## SET PROBLEM
Please print all of the material below, word for word.

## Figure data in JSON
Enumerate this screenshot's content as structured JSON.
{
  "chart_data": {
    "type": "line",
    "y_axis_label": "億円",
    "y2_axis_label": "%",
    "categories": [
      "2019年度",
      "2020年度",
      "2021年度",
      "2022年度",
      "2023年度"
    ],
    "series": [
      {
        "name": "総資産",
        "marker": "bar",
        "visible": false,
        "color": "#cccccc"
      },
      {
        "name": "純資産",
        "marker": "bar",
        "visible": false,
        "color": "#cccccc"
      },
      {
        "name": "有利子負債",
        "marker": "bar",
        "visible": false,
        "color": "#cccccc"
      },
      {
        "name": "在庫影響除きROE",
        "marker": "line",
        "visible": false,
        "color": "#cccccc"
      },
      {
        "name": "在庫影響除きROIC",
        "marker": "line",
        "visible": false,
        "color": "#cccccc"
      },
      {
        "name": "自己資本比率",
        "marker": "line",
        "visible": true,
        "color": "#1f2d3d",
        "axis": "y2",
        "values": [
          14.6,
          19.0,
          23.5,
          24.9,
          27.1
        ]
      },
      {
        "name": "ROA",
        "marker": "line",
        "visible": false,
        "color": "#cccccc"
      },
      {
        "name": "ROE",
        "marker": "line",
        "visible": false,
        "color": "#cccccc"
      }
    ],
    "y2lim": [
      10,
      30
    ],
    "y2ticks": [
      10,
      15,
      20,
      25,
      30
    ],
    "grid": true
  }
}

## ANSWER TO THE TASK
Enumerate this screenshot's content as structured JSON.
{
  "chart_data": {
    "type": "line",
    "y_axis_label": "億円",
    "y2_axis_label": "%",
    "categories": [
      "2019年度",
      "2020年度",
      "2021年度",
      "2022年度",
      "2023年度"
    ],
    "series": [
      {
        "name": "総資産",
        "marker": "bar",
        "visible": false,
        "color": "#cccccc"
      },
      {
        "name": "純資産",
        "marker": "bar",
        "visible": false,
        "color": "#cccccc"
      },
      {
        "name": "有利子負債",
        "marker": "bar",
        "visible": false,
        "color": "#cccccc"
      },
      {
        "name": "在庫影響除きROE",
        "marker": "line",
        "visible": false,
        "color": "#cccccc"
      },
      {
        "name": "在庫影響除きROIC",
        "marker": "line",
        "visible": false,
        "color": "#cccccc"
      },
      {
        "name": "自己資本比率",
        "marker": "line",
        "visible": true,
        "color": "#1f2d3d",
        "axis": "y2",
        "values": [
          14.6,
          19.0,
          23.5,
          24.9,
          27.1
        ]
      },
      {
        "name": "ROA",
        "marker": "line",
        "visible": false,
        "color": "#cccccc"
      },
      {
        "name": "ROE",
        "marker": "line",
        "visible": false,
        "color": "#cccccc"
      }
    ],
    "y2lim": [
      10,
      30
    ],
    "y2ticks": [
      10,
      15,
      20,
      25,
      30
    ],
    "grid": true
  }
}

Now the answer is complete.